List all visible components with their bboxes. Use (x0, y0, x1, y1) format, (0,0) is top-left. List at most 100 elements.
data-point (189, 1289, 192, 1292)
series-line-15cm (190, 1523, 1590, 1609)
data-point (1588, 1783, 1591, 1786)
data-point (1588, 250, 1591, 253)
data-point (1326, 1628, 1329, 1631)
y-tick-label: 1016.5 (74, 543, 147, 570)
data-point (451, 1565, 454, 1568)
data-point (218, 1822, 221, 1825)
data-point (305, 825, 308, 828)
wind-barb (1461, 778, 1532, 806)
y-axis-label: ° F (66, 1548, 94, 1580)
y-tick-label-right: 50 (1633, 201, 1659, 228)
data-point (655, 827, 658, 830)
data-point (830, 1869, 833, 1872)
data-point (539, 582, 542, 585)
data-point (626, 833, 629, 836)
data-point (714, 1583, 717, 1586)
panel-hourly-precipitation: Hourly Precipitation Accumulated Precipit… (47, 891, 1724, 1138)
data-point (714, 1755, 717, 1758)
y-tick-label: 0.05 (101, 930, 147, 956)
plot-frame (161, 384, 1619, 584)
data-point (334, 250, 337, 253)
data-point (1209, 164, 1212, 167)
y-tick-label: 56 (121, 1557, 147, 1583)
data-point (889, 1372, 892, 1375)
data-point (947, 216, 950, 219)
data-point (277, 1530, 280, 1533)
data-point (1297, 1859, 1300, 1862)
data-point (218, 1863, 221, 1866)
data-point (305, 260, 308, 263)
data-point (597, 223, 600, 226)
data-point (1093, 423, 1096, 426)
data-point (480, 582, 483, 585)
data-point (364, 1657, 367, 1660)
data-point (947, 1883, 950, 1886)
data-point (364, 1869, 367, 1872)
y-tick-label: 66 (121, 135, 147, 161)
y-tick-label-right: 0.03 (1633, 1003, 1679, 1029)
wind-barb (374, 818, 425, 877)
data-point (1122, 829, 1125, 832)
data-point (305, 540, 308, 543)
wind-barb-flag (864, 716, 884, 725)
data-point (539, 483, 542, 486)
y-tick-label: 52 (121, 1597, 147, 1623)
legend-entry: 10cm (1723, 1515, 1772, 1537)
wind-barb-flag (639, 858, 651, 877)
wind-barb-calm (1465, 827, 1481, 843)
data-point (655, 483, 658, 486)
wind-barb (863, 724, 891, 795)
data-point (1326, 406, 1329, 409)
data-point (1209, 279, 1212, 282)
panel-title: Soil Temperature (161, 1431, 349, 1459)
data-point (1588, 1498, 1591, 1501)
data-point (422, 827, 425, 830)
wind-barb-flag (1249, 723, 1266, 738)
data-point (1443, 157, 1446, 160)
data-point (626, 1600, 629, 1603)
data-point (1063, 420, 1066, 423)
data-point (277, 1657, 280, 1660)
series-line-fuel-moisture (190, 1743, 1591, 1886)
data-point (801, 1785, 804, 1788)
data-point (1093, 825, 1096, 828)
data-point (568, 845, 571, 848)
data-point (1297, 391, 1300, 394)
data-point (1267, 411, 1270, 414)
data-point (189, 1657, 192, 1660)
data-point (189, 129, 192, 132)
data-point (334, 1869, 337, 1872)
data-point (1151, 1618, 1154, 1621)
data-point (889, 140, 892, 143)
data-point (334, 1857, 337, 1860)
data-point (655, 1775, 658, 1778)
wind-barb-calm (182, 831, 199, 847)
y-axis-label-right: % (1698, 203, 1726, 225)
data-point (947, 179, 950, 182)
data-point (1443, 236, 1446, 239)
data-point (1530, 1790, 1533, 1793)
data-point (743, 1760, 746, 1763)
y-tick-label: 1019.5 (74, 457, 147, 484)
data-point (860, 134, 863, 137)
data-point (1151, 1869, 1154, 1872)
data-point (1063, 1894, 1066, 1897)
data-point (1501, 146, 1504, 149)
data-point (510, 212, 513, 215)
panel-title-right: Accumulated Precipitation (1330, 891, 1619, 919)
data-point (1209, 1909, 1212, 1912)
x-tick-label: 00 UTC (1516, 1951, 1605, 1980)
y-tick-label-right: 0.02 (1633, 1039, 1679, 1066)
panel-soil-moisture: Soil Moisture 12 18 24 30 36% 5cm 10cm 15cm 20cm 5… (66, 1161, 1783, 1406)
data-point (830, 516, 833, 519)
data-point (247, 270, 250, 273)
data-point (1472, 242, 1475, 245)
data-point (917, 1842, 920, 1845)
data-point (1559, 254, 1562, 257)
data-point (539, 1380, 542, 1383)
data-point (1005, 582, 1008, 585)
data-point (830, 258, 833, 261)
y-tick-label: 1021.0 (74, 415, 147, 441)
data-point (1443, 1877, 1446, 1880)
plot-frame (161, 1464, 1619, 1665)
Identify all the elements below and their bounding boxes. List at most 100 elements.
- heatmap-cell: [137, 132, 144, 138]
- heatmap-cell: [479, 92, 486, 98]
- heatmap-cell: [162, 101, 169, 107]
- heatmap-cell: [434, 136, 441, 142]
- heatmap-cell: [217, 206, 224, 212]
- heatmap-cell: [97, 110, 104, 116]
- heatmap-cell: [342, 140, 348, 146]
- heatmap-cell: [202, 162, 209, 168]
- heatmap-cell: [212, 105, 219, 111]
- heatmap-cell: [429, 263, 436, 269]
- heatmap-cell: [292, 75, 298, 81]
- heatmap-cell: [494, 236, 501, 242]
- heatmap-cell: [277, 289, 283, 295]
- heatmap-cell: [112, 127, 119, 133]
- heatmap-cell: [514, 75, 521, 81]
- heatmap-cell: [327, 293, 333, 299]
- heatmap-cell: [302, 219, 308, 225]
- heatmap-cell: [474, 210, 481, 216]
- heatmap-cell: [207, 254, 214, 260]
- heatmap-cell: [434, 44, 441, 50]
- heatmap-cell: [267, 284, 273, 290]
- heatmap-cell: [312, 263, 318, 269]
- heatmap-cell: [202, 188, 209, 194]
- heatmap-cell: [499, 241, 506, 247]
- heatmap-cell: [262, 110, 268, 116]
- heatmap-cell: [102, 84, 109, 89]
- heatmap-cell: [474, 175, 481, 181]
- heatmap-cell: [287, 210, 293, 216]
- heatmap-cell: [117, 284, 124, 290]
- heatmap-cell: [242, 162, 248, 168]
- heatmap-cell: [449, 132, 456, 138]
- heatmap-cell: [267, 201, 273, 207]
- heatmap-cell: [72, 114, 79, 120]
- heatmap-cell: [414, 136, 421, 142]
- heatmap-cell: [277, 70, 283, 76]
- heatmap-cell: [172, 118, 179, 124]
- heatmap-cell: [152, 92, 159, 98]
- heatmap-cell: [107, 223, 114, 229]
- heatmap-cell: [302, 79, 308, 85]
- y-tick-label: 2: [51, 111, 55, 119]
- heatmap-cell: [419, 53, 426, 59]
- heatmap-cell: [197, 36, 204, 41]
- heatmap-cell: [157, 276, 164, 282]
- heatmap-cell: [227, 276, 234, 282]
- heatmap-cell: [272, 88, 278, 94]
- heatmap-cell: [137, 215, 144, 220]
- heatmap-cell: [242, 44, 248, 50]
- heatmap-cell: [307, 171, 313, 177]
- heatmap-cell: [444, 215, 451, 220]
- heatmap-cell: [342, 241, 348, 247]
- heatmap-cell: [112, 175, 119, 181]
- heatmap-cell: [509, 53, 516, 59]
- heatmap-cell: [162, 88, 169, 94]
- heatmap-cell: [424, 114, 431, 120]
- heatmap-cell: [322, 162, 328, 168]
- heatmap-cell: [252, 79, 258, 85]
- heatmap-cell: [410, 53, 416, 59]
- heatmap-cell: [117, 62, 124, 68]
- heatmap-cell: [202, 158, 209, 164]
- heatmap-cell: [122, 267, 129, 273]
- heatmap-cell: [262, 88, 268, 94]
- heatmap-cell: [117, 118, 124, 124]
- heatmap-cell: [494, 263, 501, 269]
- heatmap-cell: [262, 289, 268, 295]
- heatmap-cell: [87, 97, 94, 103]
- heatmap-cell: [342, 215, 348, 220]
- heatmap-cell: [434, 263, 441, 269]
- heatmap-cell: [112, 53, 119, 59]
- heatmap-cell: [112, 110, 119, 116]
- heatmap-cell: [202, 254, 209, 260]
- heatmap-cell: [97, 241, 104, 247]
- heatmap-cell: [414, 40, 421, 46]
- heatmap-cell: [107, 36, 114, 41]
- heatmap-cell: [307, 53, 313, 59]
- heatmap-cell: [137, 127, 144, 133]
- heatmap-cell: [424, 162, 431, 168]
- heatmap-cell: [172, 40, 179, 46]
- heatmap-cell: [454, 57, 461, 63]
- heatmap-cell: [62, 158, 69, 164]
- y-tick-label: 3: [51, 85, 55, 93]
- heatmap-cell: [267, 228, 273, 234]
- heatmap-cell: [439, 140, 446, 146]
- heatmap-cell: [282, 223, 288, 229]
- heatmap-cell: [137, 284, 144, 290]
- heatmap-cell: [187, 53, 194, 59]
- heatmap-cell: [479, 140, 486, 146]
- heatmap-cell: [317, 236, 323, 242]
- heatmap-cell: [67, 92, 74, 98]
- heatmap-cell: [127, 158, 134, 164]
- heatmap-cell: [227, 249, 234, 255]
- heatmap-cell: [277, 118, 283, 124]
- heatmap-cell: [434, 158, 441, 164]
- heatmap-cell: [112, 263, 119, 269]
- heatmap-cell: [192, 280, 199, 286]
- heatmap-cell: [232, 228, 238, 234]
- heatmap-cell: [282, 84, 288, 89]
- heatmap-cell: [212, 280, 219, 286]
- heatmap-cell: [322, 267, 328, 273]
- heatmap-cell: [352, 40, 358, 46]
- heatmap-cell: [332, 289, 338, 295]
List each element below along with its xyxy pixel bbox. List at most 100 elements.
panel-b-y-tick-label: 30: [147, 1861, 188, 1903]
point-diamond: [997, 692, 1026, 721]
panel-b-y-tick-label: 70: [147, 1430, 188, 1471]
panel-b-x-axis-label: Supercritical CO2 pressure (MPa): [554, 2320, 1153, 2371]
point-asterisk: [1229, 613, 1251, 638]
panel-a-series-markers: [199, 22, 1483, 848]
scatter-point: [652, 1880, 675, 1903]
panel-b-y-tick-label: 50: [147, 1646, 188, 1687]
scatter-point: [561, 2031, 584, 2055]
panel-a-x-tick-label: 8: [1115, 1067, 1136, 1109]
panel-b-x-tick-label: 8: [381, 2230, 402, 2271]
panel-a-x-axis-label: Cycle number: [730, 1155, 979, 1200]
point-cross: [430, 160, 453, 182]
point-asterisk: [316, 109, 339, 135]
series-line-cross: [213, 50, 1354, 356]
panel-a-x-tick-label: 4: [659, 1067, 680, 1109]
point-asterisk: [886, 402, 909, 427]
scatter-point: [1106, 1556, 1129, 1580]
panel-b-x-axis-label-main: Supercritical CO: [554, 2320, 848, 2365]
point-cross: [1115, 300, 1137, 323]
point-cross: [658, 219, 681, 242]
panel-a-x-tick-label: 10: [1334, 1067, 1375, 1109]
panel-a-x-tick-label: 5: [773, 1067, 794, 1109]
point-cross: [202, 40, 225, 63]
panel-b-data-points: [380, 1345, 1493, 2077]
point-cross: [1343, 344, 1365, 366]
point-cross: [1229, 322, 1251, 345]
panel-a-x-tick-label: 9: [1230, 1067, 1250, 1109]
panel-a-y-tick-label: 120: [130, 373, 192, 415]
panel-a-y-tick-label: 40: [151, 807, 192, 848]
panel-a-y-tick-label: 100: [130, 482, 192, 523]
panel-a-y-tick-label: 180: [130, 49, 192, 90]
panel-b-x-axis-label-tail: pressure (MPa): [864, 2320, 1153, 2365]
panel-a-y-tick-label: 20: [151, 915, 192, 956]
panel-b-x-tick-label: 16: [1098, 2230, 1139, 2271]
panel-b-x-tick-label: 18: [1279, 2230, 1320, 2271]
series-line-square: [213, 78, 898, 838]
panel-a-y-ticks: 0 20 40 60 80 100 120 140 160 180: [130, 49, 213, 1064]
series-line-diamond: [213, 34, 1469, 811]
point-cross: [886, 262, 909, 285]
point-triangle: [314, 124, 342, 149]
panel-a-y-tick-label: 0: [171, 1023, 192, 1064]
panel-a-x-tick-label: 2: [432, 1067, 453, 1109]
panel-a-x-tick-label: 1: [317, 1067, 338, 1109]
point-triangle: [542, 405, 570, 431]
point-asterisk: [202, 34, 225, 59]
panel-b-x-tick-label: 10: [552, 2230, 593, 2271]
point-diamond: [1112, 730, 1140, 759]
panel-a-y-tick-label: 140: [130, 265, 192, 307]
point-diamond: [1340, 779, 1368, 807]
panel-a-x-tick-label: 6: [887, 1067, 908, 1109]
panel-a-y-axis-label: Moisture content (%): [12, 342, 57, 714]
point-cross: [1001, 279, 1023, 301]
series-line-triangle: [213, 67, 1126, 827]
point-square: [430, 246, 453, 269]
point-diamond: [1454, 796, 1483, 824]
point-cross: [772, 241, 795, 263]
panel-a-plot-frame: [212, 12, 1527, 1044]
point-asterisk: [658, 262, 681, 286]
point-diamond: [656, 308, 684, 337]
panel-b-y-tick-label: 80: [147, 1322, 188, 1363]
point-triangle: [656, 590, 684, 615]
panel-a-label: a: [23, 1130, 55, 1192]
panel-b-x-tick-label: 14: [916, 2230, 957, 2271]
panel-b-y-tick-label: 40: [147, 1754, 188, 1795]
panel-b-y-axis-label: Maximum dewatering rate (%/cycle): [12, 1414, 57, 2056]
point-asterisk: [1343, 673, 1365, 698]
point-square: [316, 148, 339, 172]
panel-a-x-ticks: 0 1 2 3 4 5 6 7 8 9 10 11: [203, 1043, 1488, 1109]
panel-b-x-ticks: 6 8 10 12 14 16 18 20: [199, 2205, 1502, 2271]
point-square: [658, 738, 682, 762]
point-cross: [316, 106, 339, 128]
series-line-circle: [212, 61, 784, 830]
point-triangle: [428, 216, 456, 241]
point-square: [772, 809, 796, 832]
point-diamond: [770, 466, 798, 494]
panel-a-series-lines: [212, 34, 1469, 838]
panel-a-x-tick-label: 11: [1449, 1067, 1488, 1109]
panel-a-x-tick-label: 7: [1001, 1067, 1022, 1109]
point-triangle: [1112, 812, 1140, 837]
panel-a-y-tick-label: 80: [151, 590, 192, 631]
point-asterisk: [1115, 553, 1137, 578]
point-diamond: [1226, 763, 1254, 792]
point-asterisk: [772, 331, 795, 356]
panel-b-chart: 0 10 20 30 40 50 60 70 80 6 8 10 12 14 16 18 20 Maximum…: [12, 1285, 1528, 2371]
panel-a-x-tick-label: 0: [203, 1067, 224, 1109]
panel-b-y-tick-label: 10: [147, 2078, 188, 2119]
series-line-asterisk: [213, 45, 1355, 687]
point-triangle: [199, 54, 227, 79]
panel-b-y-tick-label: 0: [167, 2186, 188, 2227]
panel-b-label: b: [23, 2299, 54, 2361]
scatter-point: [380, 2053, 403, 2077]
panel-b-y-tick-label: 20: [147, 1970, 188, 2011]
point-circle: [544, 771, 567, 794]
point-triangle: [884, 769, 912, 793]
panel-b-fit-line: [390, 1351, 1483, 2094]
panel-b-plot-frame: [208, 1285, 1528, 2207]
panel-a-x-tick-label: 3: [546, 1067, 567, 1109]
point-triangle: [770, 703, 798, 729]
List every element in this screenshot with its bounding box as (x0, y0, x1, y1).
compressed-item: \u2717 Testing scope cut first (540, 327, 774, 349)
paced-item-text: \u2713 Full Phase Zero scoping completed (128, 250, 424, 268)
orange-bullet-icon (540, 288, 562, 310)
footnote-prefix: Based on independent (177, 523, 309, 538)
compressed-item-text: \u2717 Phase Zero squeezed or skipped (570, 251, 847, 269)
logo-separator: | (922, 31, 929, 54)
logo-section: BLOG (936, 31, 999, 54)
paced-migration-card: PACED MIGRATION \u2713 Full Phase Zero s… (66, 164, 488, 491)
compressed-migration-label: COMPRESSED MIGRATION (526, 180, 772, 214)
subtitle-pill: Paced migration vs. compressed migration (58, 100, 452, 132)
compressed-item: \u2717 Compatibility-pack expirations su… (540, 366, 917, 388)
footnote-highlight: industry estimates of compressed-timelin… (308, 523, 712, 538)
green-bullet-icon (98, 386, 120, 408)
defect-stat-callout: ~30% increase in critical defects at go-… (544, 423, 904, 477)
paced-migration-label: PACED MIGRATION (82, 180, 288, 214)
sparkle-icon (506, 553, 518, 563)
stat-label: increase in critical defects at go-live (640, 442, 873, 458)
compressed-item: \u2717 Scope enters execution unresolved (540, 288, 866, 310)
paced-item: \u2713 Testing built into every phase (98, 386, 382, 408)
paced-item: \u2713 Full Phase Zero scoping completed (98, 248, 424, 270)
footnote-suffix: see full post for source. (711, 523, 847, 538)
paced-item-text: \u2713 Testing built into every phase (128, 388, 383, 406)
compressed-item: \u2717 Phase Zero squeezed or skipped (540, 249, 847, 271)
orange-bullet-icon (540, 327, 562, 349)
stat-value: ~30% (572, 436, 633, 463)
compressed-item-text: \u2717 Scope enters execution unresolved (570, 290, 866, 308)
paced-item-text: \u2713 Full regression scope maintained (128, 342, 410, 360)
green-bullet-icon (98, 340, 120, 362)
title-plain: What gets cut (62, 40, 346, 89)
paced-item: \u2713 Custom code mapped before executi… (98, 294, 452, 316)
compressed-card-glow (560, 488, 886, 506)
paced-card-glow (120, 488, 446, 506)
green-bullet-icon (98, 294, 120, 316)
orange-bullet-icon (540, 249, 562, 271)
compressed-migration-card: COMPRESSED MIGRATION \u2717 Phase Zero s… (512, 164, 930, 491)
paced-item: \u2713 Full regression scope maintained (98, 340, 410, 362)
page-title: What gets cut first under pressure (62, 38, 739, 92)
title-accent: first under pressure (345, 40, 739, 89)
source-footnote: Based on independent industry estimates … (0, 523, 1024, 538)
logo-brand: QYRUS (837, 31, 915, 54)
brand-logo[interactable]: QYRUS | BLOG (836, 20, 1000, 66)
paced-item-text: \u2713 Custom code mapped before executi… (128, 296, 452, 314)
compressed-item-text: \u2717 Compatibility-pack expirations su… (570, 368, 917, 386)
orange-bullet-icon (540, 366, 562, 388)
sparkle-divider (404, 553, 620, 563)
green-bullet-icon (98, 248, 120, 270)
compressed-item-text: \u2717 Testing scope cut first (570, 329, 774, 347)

THE REQUEST:
Can you copy out verbatim the lines of the listing starting at its very first line and ending at the line that contains "y-tick-label: 66 (121, 135, 147, 161)", with both of those lines included?

RESPONSE:
List all visible components with their bboxes. Use (x0, y0, x1, y1) format, (0,0) is top-left. List at most 100 elements.
data-point (189, 1289, 192, 1292)
series-line-15cm (190, 1523, 1590, 1609)
data-point (1588, 1783, 1591, 1786)
data-point (1588, 250, 1591, 253)
data-point (1326, 1628, 1329, 1631)
y-tick-label: 1016.5 (74, 543, 147, 570)
data-point (451, 1565, 454, 1568)
data-point (218, 1822, 221, 1825)
data-point (305, 825, 308, 828)
wind-barb (1461, 778, 1532, 806)
y-axis-label: ° F (66, 1548, 94, 1580)
y-tick-label-right: 50 (1633, 201, 1659, 228)
data-point (655, 827, 658, 830)
data-point (830, 1869, 833, 1872)
data-point (539, 582, 542, 585)
data-point (626, 833, 629, 836)
data-point (714, 1583, 717, 1586)
panel-hourly-precipitation: Hourly Precipitation Accumulated Precipit… (47, 891, 1724, 1138)
data-point (714, 1755, 717, 1758)
y-tick-label: 0.05 (101, 930, 147, 956)
plot-frame (161, 384, 1619, 584)
data-point (334, 250, 337, 253)
data-point (1209, 164, 1212, 167)
y-tick-label: 56 (121, 1557, 147, 1583)
data-point (889, 1372, 892, 1375)
data-point (947, 216, 950, 219)
data-point (277, 1530, 280, 1533)
data-point (1297, 1859, 1300, 1862)
data-point (218, 1863, 221, 1866)
data-point (305, 260, 308, 263)
data-point (597, 223, 600, 226)
data-point (1093, 423, 1096, 426)
data-point (480, 582, 483, 585)
data-point (364, 1657, 367, 1660)
data-point (947, 1883, 950, 1886)
data-point (364, 1869, 367, 1872)
y-tick-label: 66 (121, 135, 147, 161)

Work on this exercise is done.